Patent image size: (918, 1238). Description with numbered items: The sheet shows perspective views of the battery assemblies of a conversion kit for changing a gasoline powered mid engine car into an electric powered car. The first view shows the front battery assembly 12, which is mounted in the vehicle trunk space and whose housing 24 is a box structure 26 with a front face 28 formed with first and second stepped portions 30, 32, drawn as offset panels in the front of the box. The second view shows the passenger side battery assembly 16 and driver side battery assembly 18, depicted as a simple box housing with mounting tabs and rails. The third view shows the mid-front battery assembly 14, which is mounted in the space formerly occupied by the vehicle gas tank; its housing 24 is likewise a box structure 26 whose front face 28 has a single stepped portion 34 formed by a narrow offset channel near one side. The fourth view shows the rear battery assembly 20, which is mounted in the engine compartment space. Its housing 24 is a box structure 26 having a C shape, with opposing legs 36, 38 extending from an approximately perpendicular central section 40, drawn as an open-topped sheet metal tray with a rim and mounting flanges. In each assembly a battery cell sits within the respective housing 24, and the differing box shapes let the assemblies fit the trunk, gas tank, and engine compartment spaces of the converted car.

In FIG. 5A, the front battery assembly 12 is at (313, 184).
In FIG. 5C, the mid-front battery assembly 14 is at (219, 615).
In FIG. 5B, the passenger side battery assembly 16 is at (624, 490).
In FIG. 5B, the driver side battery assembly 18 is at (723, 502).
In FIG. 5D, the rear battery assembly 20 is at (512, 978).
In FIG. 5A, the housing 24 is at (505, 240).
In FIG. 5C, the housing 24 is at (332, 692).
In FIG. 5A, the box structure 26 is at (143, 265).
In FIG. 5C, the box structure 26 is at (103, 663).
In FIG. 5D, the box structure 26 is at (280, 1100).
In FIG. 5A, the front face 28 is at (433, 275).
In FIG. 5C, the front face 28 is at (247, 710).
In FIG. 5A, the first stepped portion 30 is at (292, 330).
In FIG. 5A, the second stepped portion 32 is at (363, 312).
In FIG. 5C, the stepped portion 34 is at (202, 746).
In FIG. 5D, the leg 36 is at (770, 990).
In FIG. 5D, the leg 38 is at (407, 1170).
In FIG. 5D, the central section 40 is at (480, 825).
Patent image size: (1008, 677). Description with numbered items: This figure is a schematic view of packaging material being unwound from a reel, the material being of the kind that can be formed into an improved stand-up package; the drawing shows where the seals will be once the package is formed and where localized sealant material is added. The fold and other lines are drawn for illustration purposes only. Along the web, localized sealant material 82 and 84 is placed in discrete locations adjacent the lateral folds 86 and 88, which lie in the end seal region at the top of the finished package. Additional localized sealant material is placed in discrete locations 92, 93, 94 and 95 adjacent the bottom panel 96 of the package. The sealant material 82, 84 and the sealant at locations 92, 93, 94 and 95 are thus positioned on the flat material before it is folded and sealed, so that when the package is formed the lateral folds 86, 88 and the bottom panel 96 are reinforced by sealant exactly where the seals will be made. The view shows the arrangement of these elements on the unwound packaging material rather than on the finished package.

- **Problem statement**:
Reproduce the listing verbatim, from its first line down to the line containing "In FIG. 5A, the first", both ends included.

- **Expected output**:
Patent image size: (918, 1238). Description with numbered items: The sheet shows perspective views of the battery assemblies of a conversion kit for changing a gasoline powered mid engine car into an electric powered car. The first view shows the front battery assembly 12, which is mounted in the vehicle trunk space and whose housing 24 is a box structure 26 with a front face 28 formed with first and second stepped portions 30, 32, drawn as offset panels in the front of the box. The second view shows the passenger side battery assembly 16 and driver side battery assembly 18, depicted as a simple box housing with mounting tabs and rails. The third view shows the mid-front battery assembly 14, which is mounted in the space formerly occupied by the vehicle gas tank; its housing 24 is likewise a box structure 26 whose front face 28 has a single stepped portion 34 formed by a narrow offset channel near one side. The fourth view shows the rear battery assembly 20, which is mounted in the engine compartment space. Its housing 24 is a box structure 26 having a C shape, with opposing legs 36, 38 extending from an approximately perpendicular central section 40, drawn as an open-topped sheet metal tray with a rim and mounting flanges. In each assembly a battery cell sits within the respective housing 24, and the differing box shapes let the assemblies fit the trunk, gas tank, and engine compartment spaces of the converted car.

In FIG. 5A, the front battery assembly 12 is at (313, 184).
In FIG. 5C, the mid-front battery assembly 14 is at (219, 615).
In FIG. 5B, the passenger side battery assembly 16 is at (624, 490).
In FIG. 5B, the driver side battery assembly 18 is at (723, 502).
In FIG. 5D, the rear battery assembly 20 is at (512, 978).
In FIG. 5A, the housing 24 is at (505, 240).
In FIG. 5C, the housing 24 is at (332, 692).
In FIG. 5A, the box structure 26 is at (143, 265).
In FIG. 5C, the box structure 26 is at (103, 663).
In FIG. 5D, the box structure 26 is at (280, 1100).
In FIG. 5A, the front face 28 is at (433, 275).
In FIG. 5C, the front face 28 is at (247, 710).
In FIG. 5A, the first stepped portion 30 is at (292, 330).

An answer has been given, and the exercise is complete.